▶ **GIVEN EXERCISE**:
Search the data below for the word "mmol" and copy each line that holds it.

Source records

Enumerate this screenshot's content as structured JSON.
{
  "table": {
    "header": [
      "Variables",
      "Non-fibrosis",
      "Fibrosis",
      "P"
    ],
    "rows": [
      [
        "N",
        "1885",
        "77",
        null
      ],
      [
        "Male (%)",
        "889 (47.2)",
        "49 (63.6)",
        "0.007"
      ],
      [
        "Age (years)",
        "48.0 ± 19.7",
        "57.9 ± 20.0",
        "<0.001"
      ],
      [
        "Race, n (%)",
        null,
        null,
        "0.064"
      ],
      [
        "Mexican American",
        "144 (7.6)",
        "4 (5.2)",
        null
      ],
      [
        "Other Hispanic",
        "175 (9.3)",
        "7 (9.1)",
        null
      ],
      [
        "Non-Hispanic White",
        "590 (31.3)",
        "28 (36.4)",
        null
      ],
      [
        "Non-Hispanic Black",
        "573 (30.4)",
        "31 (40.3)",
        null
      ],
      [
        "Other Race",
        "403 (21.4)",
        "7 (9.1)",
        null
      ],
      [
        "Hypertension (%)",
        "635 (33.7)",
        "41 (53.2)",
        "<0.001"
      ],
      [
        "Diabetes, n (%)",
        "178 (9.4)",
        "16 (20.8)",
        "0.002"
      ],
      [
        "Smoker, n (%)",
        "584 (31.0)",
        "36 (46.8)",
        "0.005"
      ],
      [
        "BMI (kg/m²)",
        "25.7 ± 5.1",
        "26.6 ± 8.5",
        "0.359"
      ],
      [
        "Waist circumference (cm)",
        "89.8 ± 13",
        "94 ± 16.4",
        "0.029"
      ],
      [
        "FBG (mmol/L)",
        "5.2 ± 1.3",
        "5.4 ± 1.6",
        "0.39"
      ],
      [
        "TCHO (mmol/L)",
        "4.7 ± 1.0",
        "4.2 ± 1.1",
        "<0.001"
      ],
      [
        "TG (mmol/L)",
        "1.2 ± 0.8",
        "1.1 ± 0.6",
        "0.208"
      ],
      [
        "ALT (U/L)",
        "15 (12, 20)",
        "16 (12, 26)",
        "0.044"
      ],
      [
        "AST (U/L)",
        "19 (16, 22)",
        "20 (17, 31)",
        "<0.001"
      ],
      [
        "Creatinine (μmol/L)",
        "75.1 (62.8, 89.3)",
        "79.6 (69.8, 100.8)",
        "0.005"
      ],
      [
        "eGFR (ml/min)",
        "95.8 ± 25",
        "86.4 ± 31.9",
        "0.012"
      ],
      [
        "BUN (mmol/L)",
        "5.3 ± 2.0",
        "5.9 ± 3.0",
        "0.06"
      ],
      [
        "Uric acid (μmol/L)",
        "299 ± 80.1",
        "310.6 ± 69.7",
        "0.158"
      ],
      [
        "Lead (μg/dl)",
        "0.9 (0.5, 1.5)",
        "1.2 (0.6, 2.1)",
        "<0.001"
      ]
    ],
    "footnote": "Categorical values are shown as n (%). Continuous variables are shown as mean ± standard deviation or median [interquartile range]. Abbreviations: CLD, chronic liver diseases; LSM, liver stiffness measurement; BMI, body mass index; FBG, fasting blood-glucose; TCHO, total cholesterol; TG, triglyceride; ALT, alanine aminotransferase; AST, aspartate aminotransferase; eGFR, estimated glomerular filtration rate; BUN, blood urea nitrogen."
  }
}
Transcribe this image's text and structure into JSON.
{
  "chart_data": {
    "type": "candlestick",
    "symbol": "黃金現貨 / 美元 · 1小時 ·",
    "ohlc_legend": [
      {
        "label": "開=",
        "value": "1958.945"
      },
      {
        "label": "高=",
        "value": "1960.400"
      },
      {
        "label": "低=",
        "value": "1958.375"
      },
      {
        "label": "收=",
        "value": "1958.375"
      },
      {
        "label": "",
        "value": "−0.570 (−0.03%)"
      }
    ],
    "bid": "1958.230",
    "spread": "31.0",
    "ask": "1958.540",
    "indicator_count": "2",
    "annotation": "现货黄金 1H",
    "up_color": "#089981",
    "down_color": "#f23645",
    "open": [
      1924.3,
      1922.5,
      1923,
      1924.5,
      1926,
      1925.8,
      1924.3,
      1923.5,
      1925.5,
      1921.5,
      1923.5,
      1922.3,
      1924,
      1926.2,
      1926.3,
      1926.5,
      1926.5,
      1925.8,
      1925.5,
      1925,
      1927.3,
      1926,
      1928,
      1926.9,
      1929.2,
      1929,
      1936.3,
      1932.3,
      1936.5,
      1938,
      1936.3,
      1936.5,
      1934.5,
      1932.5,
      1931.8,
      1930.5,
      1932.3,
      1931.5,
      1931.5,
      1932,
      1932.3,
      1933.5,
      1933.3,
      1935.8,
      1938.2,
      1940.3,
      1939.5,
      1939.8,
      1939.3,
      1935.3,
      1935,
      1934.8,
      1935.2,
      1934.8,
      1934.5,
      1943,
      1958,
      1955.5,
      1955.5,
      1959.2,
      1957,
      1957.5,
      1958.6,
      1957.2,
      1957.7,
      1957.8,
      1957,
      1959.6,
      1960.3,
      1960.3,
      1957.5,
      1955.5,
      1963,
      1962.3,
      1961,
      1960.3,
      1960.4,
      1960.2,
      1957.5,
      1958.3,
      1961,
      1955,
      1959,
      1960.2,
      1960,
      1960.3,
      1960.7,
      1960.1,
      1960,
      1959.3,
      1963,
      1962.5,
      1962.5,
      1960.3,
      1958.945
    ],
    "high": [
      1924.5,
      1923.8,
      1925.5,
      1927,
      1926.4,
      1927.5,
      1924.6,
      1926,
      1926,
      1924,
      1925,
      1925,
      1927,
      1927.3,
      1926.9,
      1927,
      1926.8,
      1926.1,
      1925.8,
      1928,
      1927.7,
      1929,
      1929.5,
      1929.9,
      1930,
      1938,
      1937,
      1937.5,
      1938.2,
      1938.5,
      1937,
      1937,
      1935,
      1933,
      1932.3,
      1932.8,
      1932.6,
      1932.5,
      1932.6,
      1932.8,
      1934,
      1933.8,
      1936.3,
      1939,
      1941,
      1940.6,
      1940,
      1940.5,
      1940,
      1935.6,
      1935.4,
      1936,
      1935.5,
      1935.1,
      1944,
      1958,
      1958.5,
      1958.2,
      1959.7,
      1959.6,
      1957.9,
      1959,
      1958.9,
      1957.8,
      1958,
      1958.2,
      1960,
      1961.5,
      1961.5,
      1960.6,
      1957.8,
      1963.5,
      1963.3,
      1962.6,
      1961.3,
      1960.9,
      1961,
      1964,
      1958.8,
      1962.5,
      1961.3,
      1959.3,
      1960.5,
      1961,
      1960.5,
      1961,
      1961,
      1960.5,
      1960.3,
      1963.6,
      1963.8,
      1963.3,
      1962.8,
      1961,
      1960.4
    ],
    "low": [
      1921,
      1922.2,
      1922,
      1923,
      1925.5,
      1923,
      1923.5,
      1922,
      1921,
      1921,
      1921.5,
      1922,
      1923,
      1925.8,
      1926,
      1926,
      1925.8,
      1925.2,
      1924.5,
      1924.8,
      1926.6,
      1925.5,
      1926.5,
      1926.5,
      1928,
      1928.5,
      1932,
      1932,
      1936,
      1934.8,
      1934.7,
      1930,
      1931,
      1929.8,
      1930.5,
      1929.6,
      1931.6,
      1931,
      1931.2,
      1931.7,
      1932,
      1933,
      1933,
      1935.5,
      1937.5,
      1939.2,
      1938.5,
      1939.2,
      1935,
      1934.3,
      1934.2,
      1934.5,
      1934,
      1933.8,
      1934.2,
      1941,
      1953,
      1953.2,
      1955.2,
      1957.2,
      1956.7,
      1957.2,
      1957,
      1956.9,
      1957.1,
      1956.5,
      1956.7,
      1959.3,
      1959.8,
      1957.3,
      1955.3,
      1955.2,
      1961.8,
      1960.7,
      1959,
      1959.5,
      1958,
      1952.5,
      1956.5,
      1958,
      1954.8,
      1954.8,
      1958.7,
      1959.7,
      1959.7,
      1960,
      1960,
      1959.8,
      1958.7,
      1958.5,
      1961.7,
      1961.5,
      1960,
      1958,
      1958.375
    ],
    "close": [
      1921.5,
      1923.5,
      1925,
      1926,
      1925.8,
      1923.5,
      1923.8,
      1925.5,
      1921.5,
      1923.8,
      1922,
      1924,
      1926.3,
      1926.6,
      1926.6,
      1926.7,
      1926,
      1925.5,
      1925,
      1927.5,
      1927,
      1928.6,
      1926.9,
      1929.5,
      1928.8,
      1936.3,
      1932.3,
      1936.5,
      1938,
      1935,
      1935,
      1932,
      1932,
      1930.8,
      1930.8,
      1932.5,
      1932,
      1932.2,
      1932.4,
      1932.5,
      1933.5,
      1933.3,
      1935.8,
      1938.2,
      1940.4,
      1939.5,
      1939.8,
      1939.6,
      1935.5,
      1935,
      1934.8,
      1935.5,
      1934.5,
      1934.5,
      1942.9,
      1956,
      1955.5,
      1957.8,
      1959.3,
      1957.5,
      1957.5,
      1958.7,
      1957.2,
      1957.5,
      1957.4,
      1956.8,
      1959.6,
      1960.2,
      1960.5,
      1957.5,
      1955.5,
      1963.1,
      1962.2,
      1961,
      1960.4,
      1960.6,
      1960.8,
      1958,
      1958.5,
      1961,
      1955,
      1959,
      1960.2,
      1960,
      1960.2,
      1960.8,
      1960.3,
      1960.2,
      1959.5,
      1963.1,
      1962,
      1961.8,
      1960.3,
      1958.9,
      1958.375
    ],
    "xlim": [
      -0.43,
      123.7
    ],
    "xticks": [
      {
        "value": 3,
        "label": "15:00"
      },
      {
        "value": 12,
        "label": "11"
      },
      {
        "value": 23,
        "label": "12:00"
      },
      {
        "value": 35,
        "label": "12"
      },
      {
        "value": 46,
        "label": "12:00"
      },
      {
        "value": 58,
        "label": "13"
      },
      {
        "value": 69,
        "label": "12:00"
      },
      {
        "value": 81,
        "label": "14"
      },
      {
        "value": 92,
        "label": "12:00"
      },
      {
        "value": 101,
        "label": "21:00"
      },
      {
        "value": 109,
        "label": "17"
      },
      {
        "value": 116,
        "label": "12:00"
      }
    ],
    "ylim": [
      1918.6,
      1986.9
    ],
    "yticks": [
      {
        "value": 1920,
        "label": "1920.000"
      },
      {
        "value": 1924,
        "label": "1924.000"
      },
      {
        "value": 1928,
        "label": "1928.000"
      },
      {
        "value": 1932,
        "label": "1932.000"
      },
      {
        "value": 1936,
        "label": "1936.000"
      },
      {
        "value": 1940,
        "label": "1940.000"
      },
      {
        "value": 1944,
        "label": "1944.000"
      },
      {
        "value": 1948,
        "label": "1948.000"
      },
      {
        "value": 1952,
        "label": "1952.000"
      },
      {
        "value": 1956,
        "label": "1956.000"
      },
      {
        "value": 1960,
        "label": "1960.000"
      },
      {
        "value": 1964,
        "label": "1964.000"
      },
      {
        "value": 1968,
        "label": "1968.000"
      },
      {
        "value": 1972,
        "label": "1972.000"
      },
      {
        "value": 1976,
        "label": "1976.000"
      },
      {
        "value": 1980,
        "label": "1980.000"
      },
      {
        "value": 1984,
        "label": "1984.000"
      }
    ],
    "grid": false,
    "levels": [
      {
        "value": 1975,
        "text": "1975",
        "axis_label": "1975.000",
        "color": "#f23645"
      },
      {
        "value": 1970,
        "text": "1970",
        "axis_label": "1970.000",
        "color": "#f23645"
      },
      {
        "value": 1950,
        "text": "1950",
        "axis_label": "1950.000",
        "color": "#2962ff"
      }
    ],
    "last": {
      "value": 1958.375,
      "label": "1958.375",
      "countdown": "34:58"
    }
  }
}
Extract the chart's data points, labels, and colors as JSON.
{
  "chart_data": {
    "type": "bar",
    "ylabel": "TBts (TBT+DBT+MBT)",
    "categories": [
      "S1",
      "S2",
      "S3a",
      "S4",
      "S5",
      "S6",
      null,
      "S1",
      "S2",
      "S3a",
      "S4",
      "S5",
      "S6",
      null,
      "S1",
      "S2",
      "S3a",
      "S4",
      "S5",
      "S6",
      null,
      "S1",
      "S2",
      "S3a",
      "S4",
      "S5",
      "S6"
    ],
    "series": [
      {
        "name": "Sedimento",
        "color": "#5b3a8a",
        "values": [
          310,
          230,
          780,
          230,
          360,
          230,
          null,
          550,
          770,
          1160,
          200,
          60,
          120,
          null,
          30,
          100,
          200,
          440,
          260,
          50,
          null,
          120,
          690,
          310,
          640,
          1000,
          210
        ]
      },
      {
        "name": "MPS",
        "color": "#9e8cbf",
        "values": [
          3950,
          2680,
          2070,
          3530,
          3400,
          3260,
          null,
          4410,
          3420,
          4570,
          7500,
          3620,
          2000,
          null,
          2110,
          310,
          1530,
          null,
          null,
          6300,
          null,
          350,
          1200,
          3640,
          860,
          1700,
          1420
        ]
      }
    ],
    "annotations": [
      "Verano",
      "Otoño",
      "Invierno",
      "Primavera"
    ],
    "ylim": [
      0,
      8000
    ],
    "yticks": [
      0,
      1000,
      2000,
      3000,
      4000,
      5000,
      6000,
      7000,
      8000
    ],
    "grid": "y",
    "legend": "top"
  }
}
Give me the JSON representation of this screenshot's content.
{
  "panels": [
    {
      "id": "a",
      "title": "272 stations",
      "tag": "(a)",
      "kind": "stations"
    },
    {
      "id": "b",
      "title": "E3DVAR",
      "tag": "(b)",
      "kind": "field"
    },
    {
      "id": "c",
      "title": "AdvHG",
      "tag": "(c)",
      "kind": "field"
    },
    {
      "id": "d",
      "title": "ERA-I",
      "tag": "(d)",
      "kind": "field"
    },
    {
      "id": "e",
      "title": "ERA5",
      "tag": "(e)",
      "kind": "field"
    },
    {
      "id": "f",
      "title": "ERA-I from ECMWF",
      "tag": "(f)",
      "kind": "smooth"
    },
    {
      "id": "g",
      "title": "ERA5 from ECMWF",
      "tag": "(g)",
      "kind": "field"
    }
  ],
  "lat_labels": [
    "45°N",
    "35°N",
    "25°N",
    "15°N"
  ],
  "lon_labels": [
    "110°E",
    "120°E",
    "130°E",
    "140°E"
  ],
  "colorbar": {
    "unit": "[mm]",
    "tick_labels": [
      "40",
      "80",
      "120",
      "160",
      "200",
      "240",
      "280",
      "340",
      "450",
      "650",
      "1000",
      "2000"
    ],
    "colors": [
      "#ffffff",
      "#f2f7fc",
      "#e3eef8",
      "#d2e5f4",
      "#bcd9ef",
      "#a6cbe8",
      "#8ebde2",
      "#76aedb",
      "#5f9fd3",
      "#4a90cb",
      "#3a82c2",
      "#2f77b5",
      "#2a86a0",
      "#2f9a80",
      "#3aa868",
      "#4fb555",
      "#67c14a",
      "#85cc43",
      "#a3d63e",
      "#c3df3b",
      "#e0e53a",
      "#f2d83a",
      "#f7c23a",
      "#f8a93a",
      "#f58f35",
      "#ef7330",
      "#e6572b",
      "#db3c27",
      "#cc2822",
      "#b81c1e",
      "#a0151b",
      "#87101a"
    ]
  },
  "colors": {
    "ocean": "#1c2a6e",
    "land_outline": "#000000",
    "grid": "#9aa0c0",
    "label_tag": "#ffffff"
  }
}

▶ **COMPLETE RESPONSE**:
        "FBG (mmol/L)",
        "TCHO (mmol/L)",
        "TG (mmol/L)",
        "BUN (mmol/L)",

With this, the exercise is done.